== Excerpted records ==

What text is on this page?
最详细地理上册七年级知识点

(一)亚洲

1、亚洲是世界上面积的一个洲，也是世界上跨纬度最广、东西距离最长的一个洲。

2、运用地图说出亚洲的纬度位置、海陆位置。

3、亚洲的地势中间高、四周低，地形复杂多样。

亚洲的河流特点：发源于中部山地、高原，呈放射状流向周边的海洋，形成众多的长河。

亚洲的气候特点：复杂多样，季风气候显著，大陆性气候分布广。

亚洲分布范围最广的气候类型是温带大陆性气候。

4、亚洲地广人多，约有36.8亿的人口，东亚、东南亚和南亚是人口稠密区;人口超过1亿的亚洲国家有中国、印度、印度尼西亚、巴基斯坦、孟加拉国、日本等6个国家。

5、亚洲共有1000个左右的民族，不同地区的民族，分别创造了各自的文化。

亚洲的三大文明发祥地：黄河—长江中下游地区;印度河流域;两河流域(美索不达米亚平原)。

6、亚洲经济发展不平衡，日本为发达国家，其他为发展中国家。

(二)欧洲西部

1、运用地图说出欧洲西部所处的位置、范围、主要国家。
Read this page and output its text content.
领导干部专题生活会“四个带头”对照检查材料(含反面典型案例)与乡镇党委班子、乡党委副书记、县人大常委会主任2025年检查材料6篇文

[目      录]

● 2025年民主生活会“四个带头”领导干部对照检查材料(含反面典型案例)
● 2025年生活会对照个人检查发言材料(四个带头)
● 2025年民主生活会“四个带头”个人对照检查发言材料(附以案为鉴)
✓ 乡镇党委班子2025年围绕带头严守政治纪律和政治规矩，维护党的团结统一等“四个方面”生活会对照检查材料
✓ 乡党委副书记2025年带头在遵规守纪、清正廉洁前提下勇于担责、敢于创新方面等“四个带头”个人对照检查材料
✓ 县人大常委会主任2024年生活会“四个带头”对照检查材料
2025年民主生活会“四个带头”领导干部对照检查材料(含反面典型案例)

===

Task requirements
Generate an exact reproduction of all entries.

Problem solution
What text is on this page?
最详细地理上册七年级知识点

(一)亚洲

1、亚洲是世界上面积的一个洲，也是世界上跨纬度最广、东西距离最长的一个洲。

2、运用地图说出亚洲的纬度位置、海陆位置。

3、亚洲的地势中间高、四周低，地形复杂多样。

亚洲的河流特点：发源于中部山地、高原，呈放射状流向周边的海洋，形成众多的长河。

亚洲的气候特点：复杂多样，季风气候显著，大陆性气候分布广。

亚洲分布范围最广的气候类型是温带大陆性气候。

4、亚洲地广人多，约有36.8亿的人口，东亚、东南亚和南亚是人口稠密区;人口超过1亿的亚洲国家有中国、印度、印度尼西亚、巴基斯坦、孟加拉国、日本等6个国家。

5、亚洲共有1000个左右的民族，不同地区的民族，分别创造了各自的文化。

亚洲的三大文明发祥地：黄河—长江中下游地区;印度河流域;两河流域(美索不达米亚平原)。

6、亚洲经济发展不平衡，日本为发达国家，其他为发展中国家。

(二)欧洲西部

1、运用地图说出欧洲西部所处的位置、范围、主要国家。
Read this page and output its text content.
领导干部专题生活会“四个带头”对照检查材料(含反面典型案例)与乡镇党委班子、乡党委副书记、县人大常委会主任2025年检查材料6篇文

[目      录]

● 2025年民主生活会“四个带头”领导干部对照检查材料(含反面典型案例)
● 2025年生活会对照个人检查发言材料(四个带头)
● 2025年民主生活会“四个带头”个人对照检查发言材料(附以案为鉴)
✓ 乡镇党委班子2025年围绕带头严守政治纪律和政治规矩，维护党的团结统一等“四个方面”生活会对照检查材料
✓ 乡党委副书记2025年带头在遵规守纪、清正廉洁前提下勇于担责、敢于创新方面等“四个带头”个人对照检查材料
✓ 县人大常委会主任2024年生活会“四个带头”对照检查材料
2025年民主生活会“四个带头”领导干部对照检查材料(含反面典型案例)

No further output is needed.